Where a line below holds the string "wait", copy that line.

Records from a dataset:
<<<<

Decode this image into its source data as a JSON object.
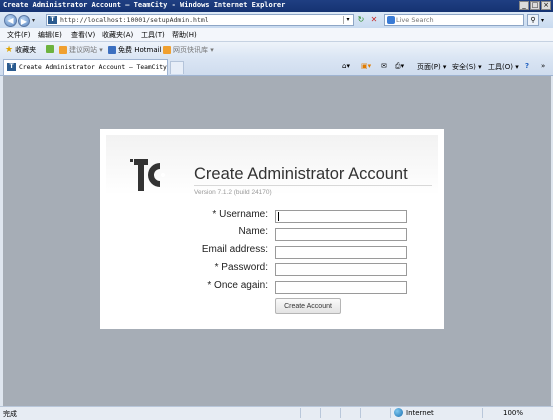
{
  "window": {
    "title": "Create Administrator Account — TeamCity - Windows Internet Explorer",
    "controls": [
      "_",
      "□",
      "×"
    ]
  },
  "addressbar": {
    "url": "http://localhost:10001/setupAdmin.html",
    "search_placeholder": "Live Search"
  },
  "menu": {
    "items": [
      "文件(F)",
      "编辑(E)",
      "查看(V)",
      "收藏夹(A)",
      "工具(T)",
      "帮助(H)"
    ]
  },
  "favorites_bar": {
    "favorites_label": "收藏夹",
    "suggested_sites": "建议网站 ▾",
    "free_hotmail": "免费 Hotmail",
    "web_slice_gallery": "网页快讯库 ▾"
  },
  "tab": {
    "label": "Create Administrator Account — TeamCity"
  },
  "command_bar": {
    "page": "页面(P) ▾",
    "safety": "安全(S) ▾",
    "tools": "工具(O) ▾",
    "help": "?",
    "more": "»"
  },
  "page": {
    "heading": "Create Administrator Account",
    "version": "Version 7.1.2 (build 24170)",
    "logo_text": "TC",
    "fields": [
      {
        "label": "* Username:",
        "value": ""
      },
      {
        "label": "Name:",
        "value": ""
      },
      {
        "label": "Email address:",
        "value": ""
      },
      {
        "label": "* Password:",
        "value": ""
      },
      {
        "label": "* Once again:",
        "value": ""
      }
    ],
    "submit_label": "Create Account"
  },
  "statusbar": {
    "status": "完成",
    "zone": "Internet",
    "zoom": "100%"
  },
  "icons": [
    "back-arrow-icon",
    "forward-arrow-icon",
    "refresh-icon",
    "stop-icon",
    "search-icon",
    "favorites-star-icon",
    "home-icon",
    "feeds-icon",
    "mail-icon",
    "print-icon",
    "globe-icon"
  ]
}
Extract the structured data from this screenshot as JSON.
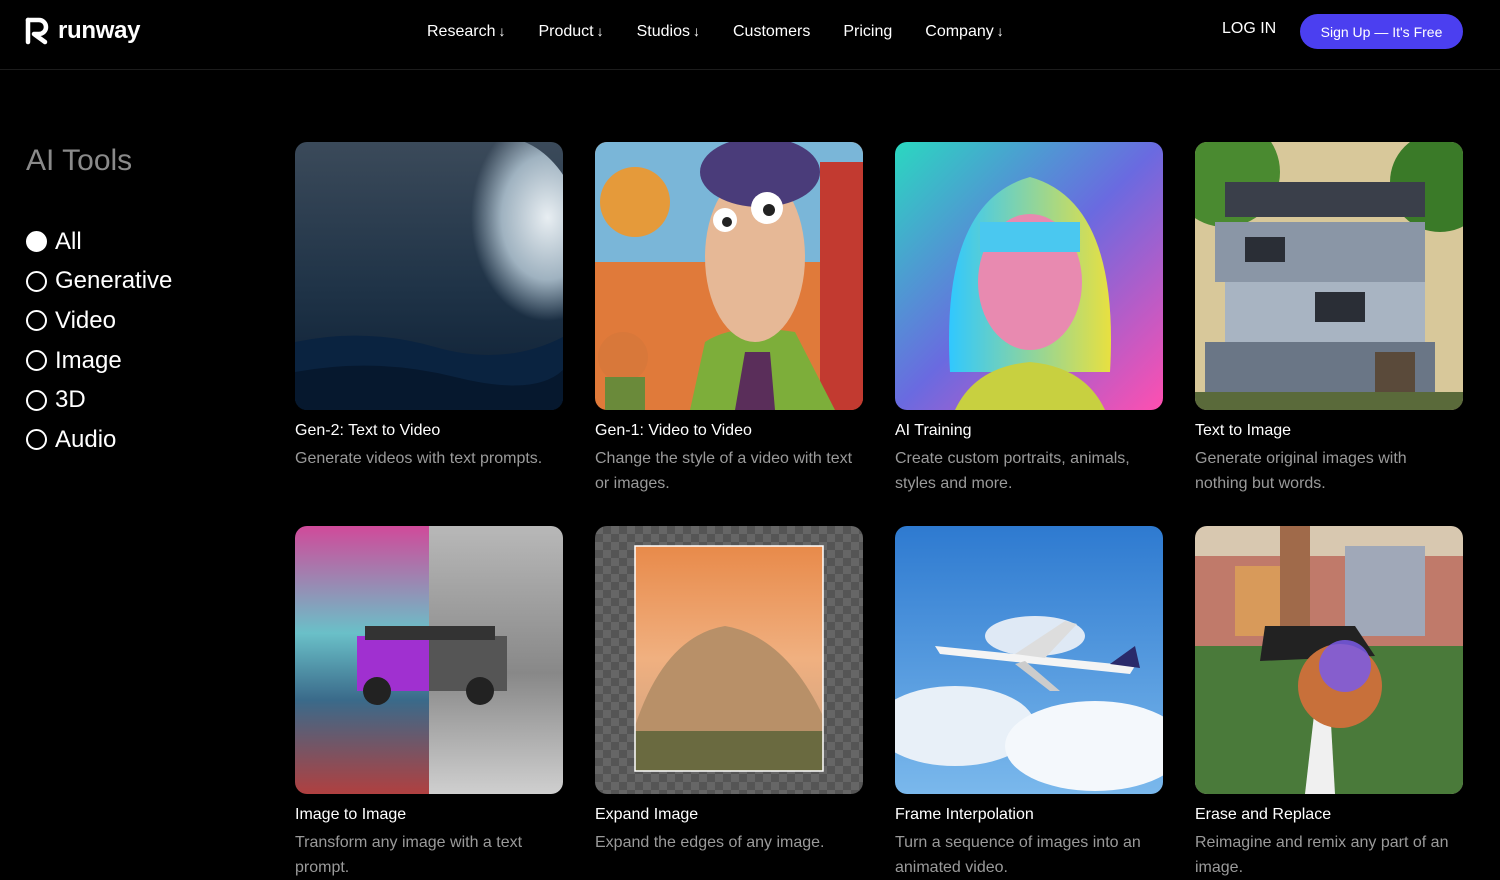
{
  "nav": {
    "logo_text": "runway",
    "menu": [
      {
        "label": "Research",
        "arrow": "↓"
      },
      {
        "label": "Product",
        "arrow": "↓"
      },
      {
        "label": "Studios",
        "arrow": "↓"
      },
      {
        "label": "Customers",
        "arrow": ""
      },
      {
        "label": "Pricing",
        "arrow": ""
      },
      {
        "label": "Company",
        "arrow": "↓"
      }
    ],
    "login_label": "LOG IN",
    "signup_label": "Sign Up — It's Free"
  },
  "sidebar": {
    "title": "AI Tools",
    "filters": [
      {
        "label": "All",
        "selected": true
      },
      {
        "label": "Generative",
        "selected": false
      },
      {
        "label": "Video",
        "selected": false
      },
      {
        "label": "Image",
        "selected": false
      },
      {
        "label": "3D",
        "selected": false
      },
      {
        "label": "Audio",
        "selected": false
      }
    ]
  },
  "tools": [
    {
      "title": "Gen-2: Text to Video",
      "desc": "Generate videos with text prompts."
    },
    {
      "title": "Gen-1: Video to Video",
      "desc": "Change the style of a video with text or images."
    },
    {
      "title": "AI Training",
      "desc": "Create custom portraits, animals, styles and more."
    },
    {
      "title": "Text to Image",
      "desc": "Generate original images with nothing but words."
    },
    {
      "title": "Image to Image",
      "desc": "Transform any image with a text prompt."
    },
    {
      "title": "Expand Image",
      "desc": "Expand the edges of any image."
    },
    {
      "title": "Frame Interpolation",
      "desc": "Turn a sequence of images into an animated video."
    },
    {
      "title": "Erase and Replace",
      "desc": "Reimagine and remix any part of an image."
    }
  ],
  "colors": {
    "accent": "#4b3ff0",
    "background": "#000000",
    "muted_text": "#9a9a9a"
  }
}
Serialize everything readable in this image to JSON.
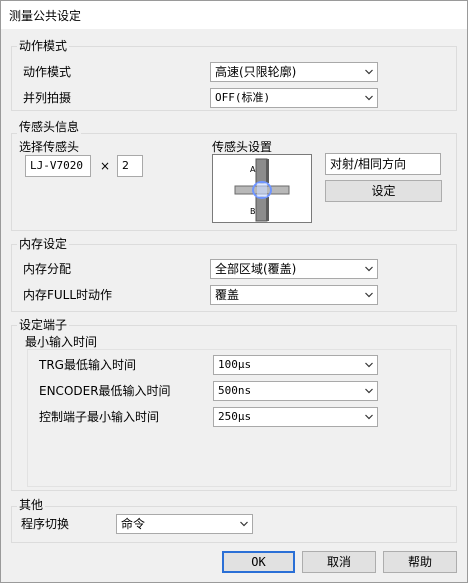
{
  "window": {
    "title": "测量公共设定"
  },
  "motion": {
    "group_label": "动作模式",
    "rows": [
      {
        "label": "动作模式",
        "value": "高速(只限轮廓)"
      },
      {
        "label": "并列拍摄",
        "value": "OFF(标准)"
      }
    ]
  },
  "sensor": {
    "group_label": "传感头信息",
    "select_label": "选择传感头",
    "model": "LJ-V7020",
    "times_symbol": "×",
    "count": "2",
    "setup_label": "传感头设置",
    "head_a": "A",
    "head_b": "B",
    "direction_value": "对射/相同方向",
    "set_button": "设定"
  },
  "memory": {
    "group_label": "内存设定",
    "rows": [
      {
        "label": "内存分配",
        "value": "全部区域(覆盖)"
      },
      {
        "label": "内存FULL时动作",
        "value": "覆盖"
      }
    ]
  },
  "terminal": {
    "group_label": "设定端子",
    "sub_label": "最小输入时间",
    "rows": [
      {
        "label": "TRG最低输入时间",
        "value": "100μs"
      },
      {
        "label": "ENCODER最低输入时间",
        "value": "500ns"
      },
      {
        "label": "控制端子最小输入时间",
        "value": "250μs"
      }
    ]
  },
  "other": {
    "group_label": "其他",
    "program_label": "程序切换",
    "program_value": "命令"
  },
  "footer": {
    "ok": "OK",
    "cancel": "取消",
    "help": "帮助"
  }
}
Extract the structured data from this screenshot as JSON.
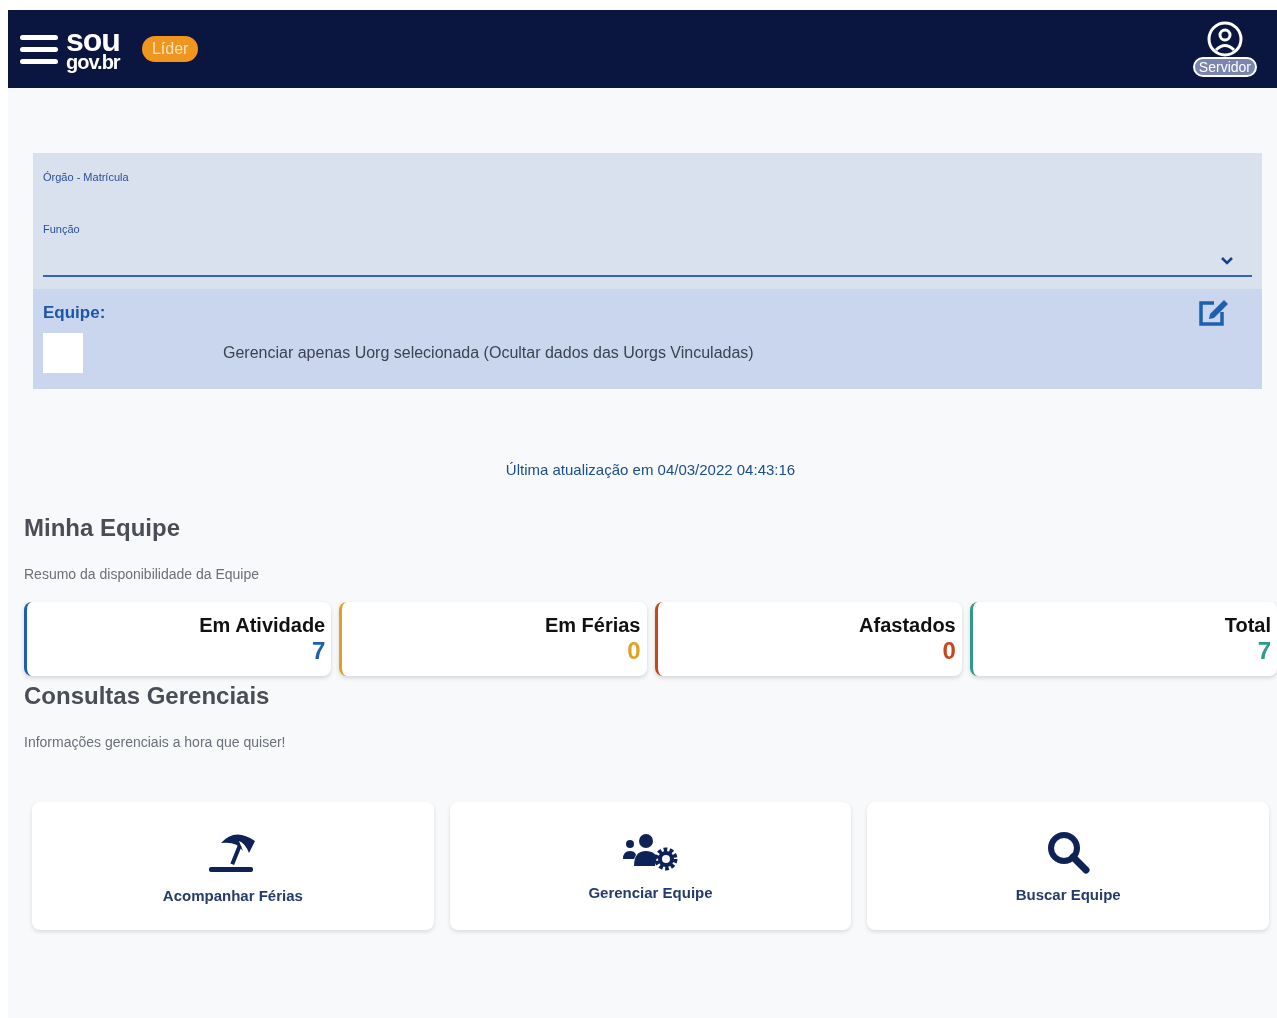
{
  "header": {
    "logo_top": "sou",
    "logo_bottom": "gov.br",
    "role_badge": "Líder",
    "user_label": "Servidor"
  },
  "filter": {
    "org_label": "Órgão - Matrícula",
    "function_label": "Função",
    "team_label": "Equipe:",
    "only_selected": {
      "label": "Gerenciar apenas Uorg selecionada (Ocultar dados das Uorgs Vinculadas)",
      "checked": false
    }
  },
  "last_update": "Última atualização em 04/03/2022 04:43:16",
  "team_section": {
    "title": "Minha Equipe",
    "subtitle": "Resumo da disponibilidade da Equipe"
  },
  "stats": [
    {
      "label": "Em Atividade",
      "value": "7",
      "color": "#1f5fb0"
    },
    {
      "label": "Em Férias",
      "value": "0",
      "color": "#e0a020"
    },
    {
      "label": "Afastados",
      "value": "0",
      "color": "#c8461c"
    },
    {
      "label": "Total",
      "value": "7",
      "color": "#2f9a86"
    }
  ],
  "queries_section": {
    "title": "Consultas Gerenciais",
    "subtitle": "Informações gerenciais a hora que quiser!"
  },
  "actions": [
    {
      "kind": "vacation",
      "label": "Acompanhar Férias"
    },
    {
      "kind": "team",
      "label": "Gerenciar Equipe"
    },
    {
      "kind": "search",
      "label": "Buscar Equipe"
    }
  ]
}
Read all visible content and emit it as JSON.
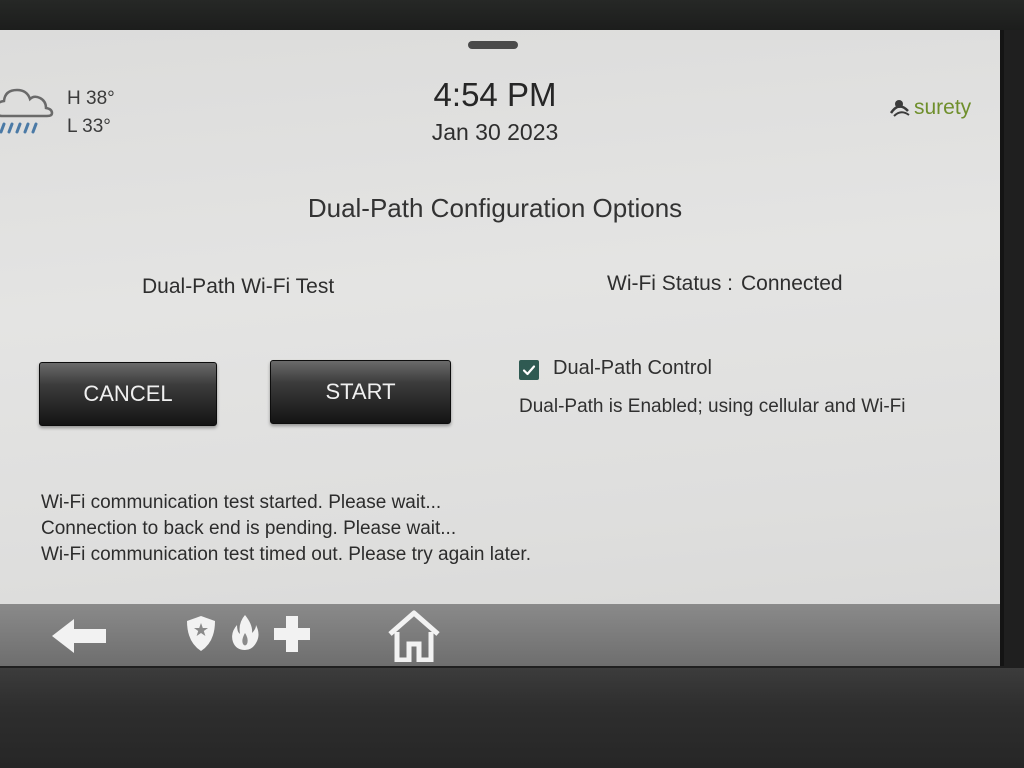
{
  "header": {
    "weather": {
      "icon": "rain-cloud-icon",
      "high": "H 38°",
      "low": "L 33°"
    },
    "time": "4:54 PM",
    "date": "Jan 30 2023",
    "brand": "surety"
  },
  "main": {
    "title": "Dual-Path Configuration Options",
    "wifi_test_label": "Dual-Path Wi-Fi Test",
    "wifi_status_label": "Wi-Fi Status :",
    "wifi_status_value": "Connected",
    "cancel_label": "CANCEL",
    "start_label": "START",
    "dual_path_control": {
      "label": "Dual-Path Control",
      "checked": true
    },
    "dual_path_description": "Dual-Path is Enabled; using cellular and Wi-Fi",
    "log_lines": [
      "Wi-Fi communication test started. Please wait...",
      "Connection to back end is pending. Please wait...",
      "Wi-Fi communication test timed out. Please try again later."
    ]
  },
  "nav": {
    "items": [
      "back-arrow-icon",
      "shield-icon",
      "fire-icon",
      "medical-cross-icon",
      "home-icon"
    ]
  },
  "colors": {
    "accent": "#6f8f2c",
    "checkbox": "#2f5a52",
    "nav_bar": "#7a7a7a",
    "button": "#2a2a2a"
  }
}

>>>>

» **Response to the exercise**:
      "Wi-Fi communication test started. Please wait...",
      "Connection to back end is pending. Please wait...",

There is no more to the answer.